— BEGIN Source document —

3D Printing thingi’s

Just back from a very interesting seminar at the University of Oxford entitled: “Copying the Means of Production to the Proletariat” – yes, that meant little to me too – basically it’s about RepRap – the Replicating Rapid-prototyper (more commonly known as a 3D printer!)

The talk was by Dr Adrian Bowyer from Bath University, who’s been instrumental in building this type of 3D printer. His specific work has been in creating a 3D printer that can effectively print another copy of itself – so one printer can build the next printer. It’s not designed to be 100% printable however as that would mean much of it would have to be glued together rather than bolted as in the photo, which would effectively rule out experiments, improvements and tweaks of the printer. The current design, the “RepRap II: Mendel”, has about 50% printed parts. (I’m not sure I agree with this though, I think many people would be very happy to have a fully, 100% printable (well 99%), 3D printer, they’d be so handy to have. You could print spare parts once it’s running, and if a better one comes along, print the new one and recycle the old one back through)

He also discussed many of the pitfalls that are present with patents, trademarks, and copyrights of printing 3D objects. Thankfully, at least in Britain and Europe, the laws are quite lax on individuals printing 3D parts of just about anything, as long as they are for you own use.

— END Source document —
— BEGIN Dataset entries —

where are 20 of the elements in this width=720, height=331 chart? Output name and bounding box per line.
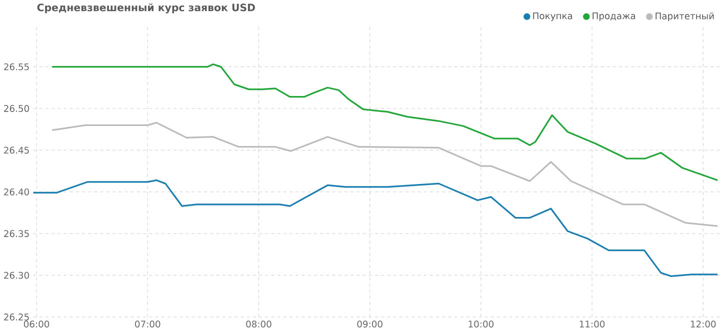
x-tick-label: 08:00 (246, 320, 272, 328)
y-tick-label: 26.35 (4, 230, 29, 238)
legend-label: Продажа (592, 12, 636, 22)
chart-title: Средневзвешенный курс заявок USD (37, 3, 255, 14)
x-tick-label: 10:00 (468, 320, 494, 328)
line-series (33, 179, 718, 277)
x-tick-label: 11:00 (580, 320, 605, 328)
x-tick-label: 07:00 (135, 320, 160, 328)
x-tick-label: 09:00 (357, 320, 382, 328)
y-tick-label: 26.25 (4, 314, 29, 321)
x-tick-label: 12:00 (690, 320, 716, 328)
x-tick-label: 06:00 (24, 320, 50, 328)
y-tick-label: 26.50 (4, 105, 29, 112)
y-tick-label: 26.40 (4, 188, 29, 196)
y-tick-label: 26.55 (4, 63, 29, 70)
legend-label: Паритетный (656, 12, 714, 22)
y-tick-label: 26.30 (4, 272, 29, 279)
legend-label: Покупка (533, 12, 572, 22)
line-series (51, 64, 718, 182)
y-tick-label: 26.45 (4, 146, 29, 154)
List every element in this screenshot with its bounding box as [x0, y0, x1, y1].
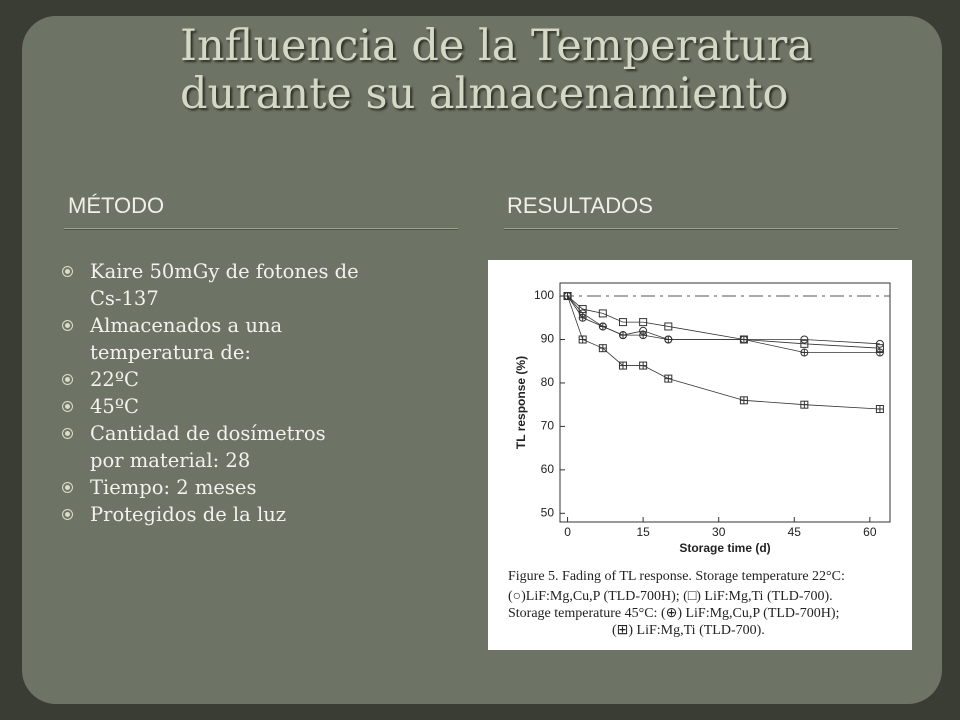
data-point: [664, 322, 673, 331]
bullet-text: Tiempo: 2 meses: [90, 476, 257, 499]
column-heading: RESULTADOS: [507, 193, 653, 218]
data-point: [739, 335, 748, 344]
marker-shape: [875, 339, 884, 348]
data-point: [578, 335, 587, 344]
data-point: [578, 305, 587, 314]
column-heading: MÉTODO: [68, 193, 165, 218]
marker-shape: [800, 401, 808, 409]
x-tick-label: 45: [788, 525, 802, 539]
title: Influencia de la Temperatura durante su …: [180, 22, 920, 118]
y-tick-label: 50: [541, 505, 555, 519]
heading-rule: [64, 228, 458, 230]
marker-shape: [664, 322, 673, 331]
trend-line: [567, 295, 880, 345]
y-tick-label: 70: [541, 419, 555, 433]
data-point: [618, 361, 627, 370]
y-tick-label: 100: [534, 288, 554, 302]
title-line: durante su almacenamiento: [180, 69, 789, 119]
marker-shape: [740, 396, 748, 404]
data-point: [563, 292, 572, 301]
bullet-text: Cantidad de dosímetros: [90, 422, 326, 445]
caption-line: Figure 5. Fading of TL response. Storage…: [508, 569, 845, 584]
marker-shape: [800, 349, 808, 357]
data-point: [875, 339, 884, 348]
marker-shape: [876, 349, 884, 357]
data-point: [618, 318, 627, 327]
bullet: 45ºC: [62, 393, 462, 420]
marker-shape: [618, 318, 627, 327]
bullet-text: por material: 28: [90, 449, 251, 472]
marker-shape: [598, 309, 607, 318]
heading-rule: [504, 228, 898, 230]
x-tick-label: 0: [564, 525, 571, 539]
marker-shape: [740, 335, 748, 343]
y-tick-label: 60: [541, 462, 555, 476]
marker-shape: [578, 305, 587, 314]
marker-shape: [800, 335, 809, 344]
caption-line: Storage temperature 45°C: (⊕) LiF:Mg,Cu,…: [508, 606, 839, 621]
marker-shape: [664, 375, 672, 383]
marker-shape: [664, 335, 672, 343]
data-point: [639, 318, 648, 327]
marker-shape: [579, 335, 587, 343]
data-point: [739, 396, 748, 405]
marker-shape: [639, 318, 648, 327]
data-point: [598, 344, 607, 353]
y-tick-label: 80: [541, 375, 555, 389]
data-point: [800, 335, 809, 344]
marker-shape: [579, 314, 587, 322]
data-point: [800, 348, 809, 357]
bullet: Almacenados a una temperatura de:: [62, 312, 462, 366]
trend-line: [567, 295, 880, 349]
marker-shape: [639, 362, 647, 370]
bullet: Tiempo: 2 meses: [62, 474, 462, 501]
marker-shape: [619, 362, 627, 370]
bullet-text: Cs-137: [90, 287, 159, 310]
bullet-list: Kaire 50mGy de fotones de Cs-137 Almacenad…: [62, 258, 462, 528]
data-point: [639, 331, 648, 340]
data-point: [578, 313, 587, 322]
bullet: 22ºC: [62, 366, 462, 393]
figure: 50 60 70 80 90 100 0 15 30 45 60 Storage time (d) TL…: [488, 260, 912, 650]
title-line: Influencia de la Temperatura: [180, 21, 813, 71]
data-point: [598, 309, 607, 318]
bullet-text: Protegidos de la luz: [90, 503, 287, 526]
caption-line: (○)LiF:Mg,Cu,P (TLD-700H); (□) LiF:Mg,Ti…: [508, 589, 833, 604]
data-point: [875, 405, 884, 414]
marker-shape: [599, 344, 607, 352]
marker-shape: [800, 339, 809, 348]
bullet: Protegidos de la luz: [62, 501, 462, 528]
x-axis-label: Storage time (d): [679, 541, 770, 555]
marker-shape: [564, 292, 572, 300]
data-point: [664, 374, 673, 383]
marker-shape: [876, 405, 884, 413]
bullet-text: Almacenados a una: [90, 314, 283, 337]
data-point: [598, 322, 607, 331]
y-tick-label: 90: [541, 332, 555, 346]
data-point: [618, 331, 627, 340]
x-tick-label: 60: [863, 525, 877, 539]
marker-shape: [599, 322, 607, 330]
plot-frame: [559, 282, 891, 523]
x-tick-label: 30: [712, 525, 726, 539]
data-point: [800, 339, 809, 348]
bullet: Kaire 50mGy de fotones de Cs-137: [62, 258, 462, 312]
caption-line: (⊞) LiF:Mg,Ti (TLD-700).: [612, 623, 765, 638]
bullet-text: 45ºC: [90, 395, 139, 418]
data-point: [800, 400, 809, 409]
figure-background: [488, 260, 912, 650]
bullet-text: 22ºC: [90, 368, 139, 391]
x-tick-label: 15: [636, 525, 650, 539]
y-axis-label: TL response (%): [514, 356, 528, 449]
data-point: [875, 348, 884, 357]
bullet: Cantidad de dosímetros por material: 28: [62, 420, 462, 474]
data-point: [664, 335, 673, 344]
marker-shape: [639, 331, 647, 339]
marker-shape: [619, 331, 627, 339]
bullet-text: temperatura de:: [90, 341, 251, 364]
data-point: [639, 361, 648, 370]
bullet-text: Kaire 50mGy de fotones de: [90, 260, 359, 283]
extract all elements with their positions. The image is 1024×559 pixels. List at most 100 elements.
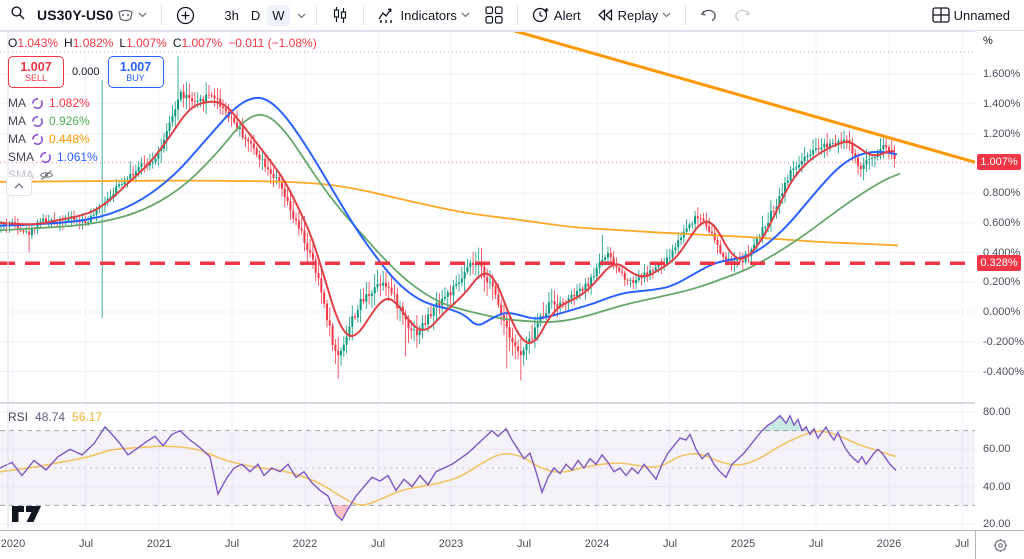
spread-value: 0.000 [72, 66, 100, 78]
high-letter: H [64, 36, 73, 50]
rsi-name: RSI [8, 410, 29, 424]
trade-buttons-row: 1.007 SELL 0.000 1.007 BUY [8, 56, 317, 88]
price-axis[interactable]: % 1.600% 1.400% 1.200% 0.800% 0.600% 0.400% 0.… [975, 31, 1024, 530]
undo-icon [701, 9, 716, 22]
indicator-row-ma-0[interactable]: MA 1.082% [8, 96, 317, 110]
redo-icon [735, 9, 751, 22]
rsi-tick-80.00: 80.00 [983, 406, 1011, 418]
layout-grid-icon [931, 7, 950, 23]
chevron-up-icon [14, 183, 24, 189]
time-tick-2026-12: 2026 [876, 538, 902, 550]
layout-button[interactable]: Unnamed [928, 5, 1014, 25]
interval-W[interactable]: W [267, 4, 290, 26]
symbol-button[interactable]: US30Y-US0 [33, 5, 151, 25]
gear-icon [993, 538, 1007, 552]
price-tick-1.200%: 1.200% [983, 127, 1021, 140]
tradingview-logo[interactable] [12, 506, 41, 522]
indicator-templates-button[interactable] [481, 4, 507, 26]
indicator-value: 0.448% [49, 132, 90, 146]
price-tick-0.000%: 0.000% [983, 306, 1021, 318]
candles-icon [333, 7, 346, 23]
indicator-status-icon [31, 133, 44, 145]
high-value: 1.082% [72, 36, 114, 50]
price-tick-1.600%: 1.600% [983, 68, 1021, 80]
indicator-name: MA [8, 114, 26, 128]
time-tick-Jul-13: Jul [954, 538, 970, 550]
price-tick-0.200%: 0.200% [983, 276, 1021, 289]
price-tick-0.800%: 0.800% [983, 187, 1021, 199]
open-value: 1.043% [17, 36, 59, 50]
replay-icon [597, 9, 612, 21]
interval-D[interactable]: D [246, 5, 265, 26]
chevron-down-icon [461, 12, 470, 18]
alert-label: Alert [553, 7, 581, 23]
indicators-label: Indicators [400, 7, 457, 23]
search-icon [10, 5, 26, 26]
alert-clock-icon [532, 7, 549, 23]
indicator-row-ma-2[interactable]: MA 0.448% [8, 132, 317, 146]
time-axis[interactable]: 2020 Jul 2021 Jul 2022 Jul 2023 Jul 2024 Jul 2025 J… [0, 531, 975, 559]
indicator-row-sma-3[interactable]: SMA 1.061% [8, 150, 317, 164]
indicators-icon [377, 7, 392, 23]
low-value: 1.007% [126, 36, 167, 50]
buy-button[interactable]: 1.007 BUY [107, 56, 164, 88]
time-tick-Jul-1: Jul [78, 538, 94, 550]
rsi-tick-40.00: 40.00 [983, 480, 1011, 493]
price-axis-unit: % [983, 35, 993, 47]
sell-price: 1.007 [20, 59, 52, 74]
close-value: 1.007% [181, 36, 223, 50]
eye-slash-icon [39, 170, 54, 180]
time-tick-Jul-11: Jul [808, 538, 824, 550]
plus-circle-icon [177, 6, 195, 24]
last-price-label: 1.007% [977, 154, 1021, 171]
replay-label: Replay [617, 7, 659, 23]
indicator-value: 1.061% [57, 150, 98, 164]
toolbar-divider [516, 5, 518, 25]
sell-label: SELL [24, 72, 48, 83]
indicator-row-sma-4[interactable]: SMA [8, 168, 317, 182]
time-tick-Jul-7: Jul [516, 538, 532, 550]
chart-legend: O1.043% H1.082% L1.007% C1.007% −0.011 (… [8, 36, 317, 182]
change-value: −0.011 (−1.08%) [228, 36, 317, 50]
indicator-status-icon [39, 151, 52, 163]
indicator-status-icon [31, 115, 44, 127]
rsi-signal-value: 56.17 [72, 410, 103, 424]
grid-templates-icon [485, 6, 503, 24]
alert-button[interactable]: Alert [528, 4, 585, 26]
indicator-row-ma-1[interactable]: MA 0.926% [8, 114, 317, 128]
indicator-status-icon [31, 97, 44, 109]
rsi-tick-20.00: 20.00 [983, 518, 1011, 530]
close-letter: C [172, 36, 182, 50]
time-tick-2020-0: 2020 [0, 538, 26, 550]
time-tick-2021-2: 2021 [146, 538, 172, 550]
rsi-value: 48.74 [35, 410, 66, 424]
compare-add-button[interactable] [172, 4, 199, 27]
symbol-name: US30Y-US0 [37, 7, 114, 23]
time-tick-2025-10: 2025 [730, 538, 756, 550]
chevron-down-icon [662, 12, 671, 18]
symbol-type-icon [117, 8, 134, 23]
chart-style-button[interactable] [327, 4, 353, 26]
interval-switcher: 3h D W [219, 4, 290, 26]
sell-button[interactable]: 1.007 SELL [8, 56, 64, 88]
time-tick-Jul-3: Jul [224, 538, 240, 550]
price-tick--0.200%: -0.200% [983, 335, 1024, 348]
indicator-value: 0.926% [49, 114, 90, 128]
ohlc-row[interactable]: O1.043% H1.082% L1.007% C1.007% −0.011 (… [8, 36, 317, 50]
price-tick-0.600%: 0.600% [983, 216, 1021, 229]
time-tick-2024-8: 2024 [584, 538, 610, 550]
indicator-name: MA [8, 132, 26, 146]
indicators-button[interactable]: Indicators [374, 5, 474, 26]
low-letter: L [119, 36, 127, 50]
chevron-down-icon[interactable] [297, 6, 306, 24]
redo-button[interactable] [729, 6, 755, 24]
level-price-label: 0.328% [977, 255, 1021, 272]
interval-3h[interactable]: 3h [219, 5, 243, 26]
replay-button[interactable]: Replay [592, 6, 675, 25]
rsi-legend-row[interactable]: RSI 48.74 56.17 [8, 410, 102, 424]
chevron-down-icon [138, 12, 147, 18]
legend-collapse-button[interactable] [6, 176, 32, 196]
undo-button[interactable] [696, 6, 722, 24]
axis-settings-cell[interactable] [976, 531, 1024, 559]
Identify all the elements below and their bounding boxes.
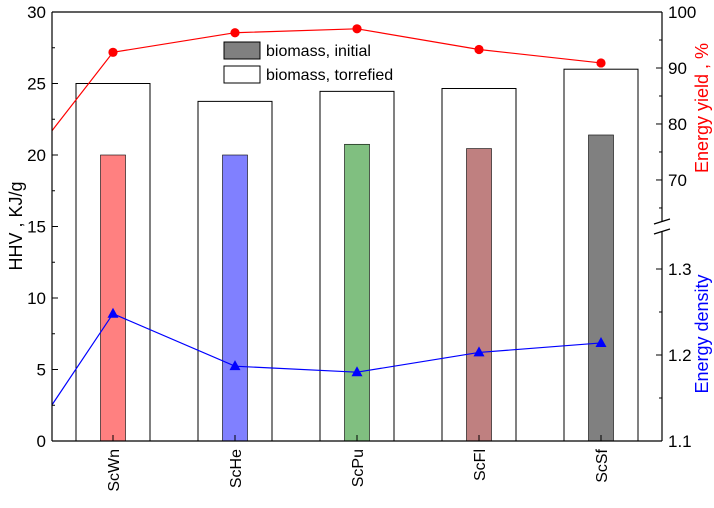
legend: biomass, initial biomass, torrefied xyxy=(223,41,393,84)
ticks: 0 5 10 15 20 25 30 70 80 90 100 1.1 1.2 1.3 ScWn ScHe Sc… xyxy=(27,3,696,492)
left-tick-label: 5 xyxy=(37,361,46,380)
energy-yield-point xyxy=(230,28,240,38)
left-tick-label: 10 xyxy=(27,289,46,308)
right-bottom-tick-label: 1.1 xyxy=(668,432,692,451)
left-tick-label: 0 xyxy=(37,432,46,451)
initial-bar xyxy=(466,148,492,442)
right-top-tick-label: 80 xyxy=(668,115,687,134)
initial-bar xyxy=(100,154,126,442)
legend-label-torrefied: biomass, torrefied xyxy=(266,67,393,84)
initial-bar xyxy=(344,143,370,442)
energy-density-point xyxy=(351,366,363,377)
category-label: ScFl xyxy=(472,449,489,481)
right-bottom-axis-title: Energy density xyxy=(692,274,712,393)
left-tick-label: 20 xyxy=(27,146,46,165)
line-series xyxy=(51,24,607,406)
initial-bar xyxy=(588,134,614,442)
energy-yield-line xyxy=(51,28,602,132)
legend-swatch-torrefied xyxy=(223,65,261,84)
right-top-tick-label: 70 xyxy=(668,171,687,190)
energy-yield-point xyxy=(474,44,484,55)
energy-density-point xyxy=(473,346,485,357)
category-label: ScPu xyxy=(350,449,367,487)
energy-density-point xyxy=(107,307,119,318)
energy-yield-point xyxy=(596,58,606,68)
legend-swatch-initial xyxy=(223,41,261,60)
category-label: ScWn xyxy=(106,449,123,492)
legend-label-initial: biomass, initial xyxy=(266,43,371,60)
axis-break-mark xyxy=(653,228,671,235)
energy-density-line xyxy=(51,312,602,406)
left-axis-title: HHV , KJ/g xyxy=(6,181,26,270)
category-label: ScSf xyxy=(594,448,611,482)
left-tick-label: 25 xyxy=(27,75,46,94)
initial-bar xyxy=(222,154,248,442)
axis-break-mark xyxy=(653,218,671,225)
right-top-tick-label: 90 xyxy=(668,59,687,78)
energy-density-point xyxy=(595,336,607,347)
energy-density-point xyxy=(229,360,241,371)
right-top-tick-label: 100 xyxy=(668,3,696,22)
left-tick-label: 30 xyxy=(27,3,46,22)
right-bottom-tick-label: 1.3 xyxy=(668,260,692,279)
energy-yield-point xyxy=(108,47,118,57)
initial-bars xyxy=(100,134,614,442)
axis-titles: HHV , KJ/g Energy yield , % Energy density xyxy=(6,43,712,394)
right-top-axis-title: Energy yield , % xyxy=(692,43,712,173)
right-bottom-tick-label: 1.2 xyxy=(668,346,692,365)
left-tick-label: 15 xyxy=(27,218,46,237)
energy-yield-point xyxy=(352,24,362,34)
category-label: ScHe xyxy=(228,449,245,488)
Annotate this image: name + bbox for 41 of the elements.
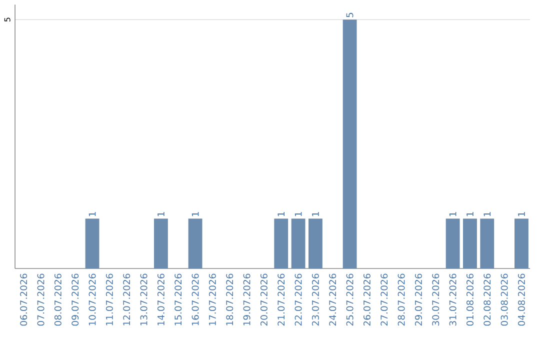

— END Dataset entries —

# Tasks and exercises
[A] According to the 3D printing post, why is the RepRap not designed to be entirely printable? Answer in one to three sentences.
[B] Render everything in the records from the line containing "legend: biomass, initial" down to the line containing "legend-label-torrefied: biomass, torrefied" as a JSON list of strings, one string per line.
The blog post and the records have no connection to each other.

# Exercise solutions
[A] A fully printable design would require much of the printer to be glued together instead of bolted. That would effectively rule out experimenting with, improving, and tweaking the printer.

[B]
[
  "legend: biomass, initial biomass, torrefied xyxy=(223,41,393,84)",
  "ticks: 0 5 10 15 20 25 30 70 80 90 100 1.1 1.2 1.3 ScWn ScHe Sc… xyxy=(27,3,696,492)",
  "left-tick-label: 5 xyxy=(37,361,46,380)",
  "energy-yield-point xyxy=(230,28,240,38)",
  "left-tick-label: 10 xyxy=(27,289,46,308)",
  "right-bottom-tick-label: 1.1 xyxy=(668,432,692,451)",
  "left-tick-label: 0 xyxy=(37,432,46,451)",
  "initial-bar xyxy=(466,148,492,442)",
  "right-top-tick-label: 80 xyxy=(668,115,687,134)",
  "initial-bar xyxy=(100,154,126,442)",
  "legend-label-torrefied: biomass, torrefied xyxy=(266,67,393,84)"
]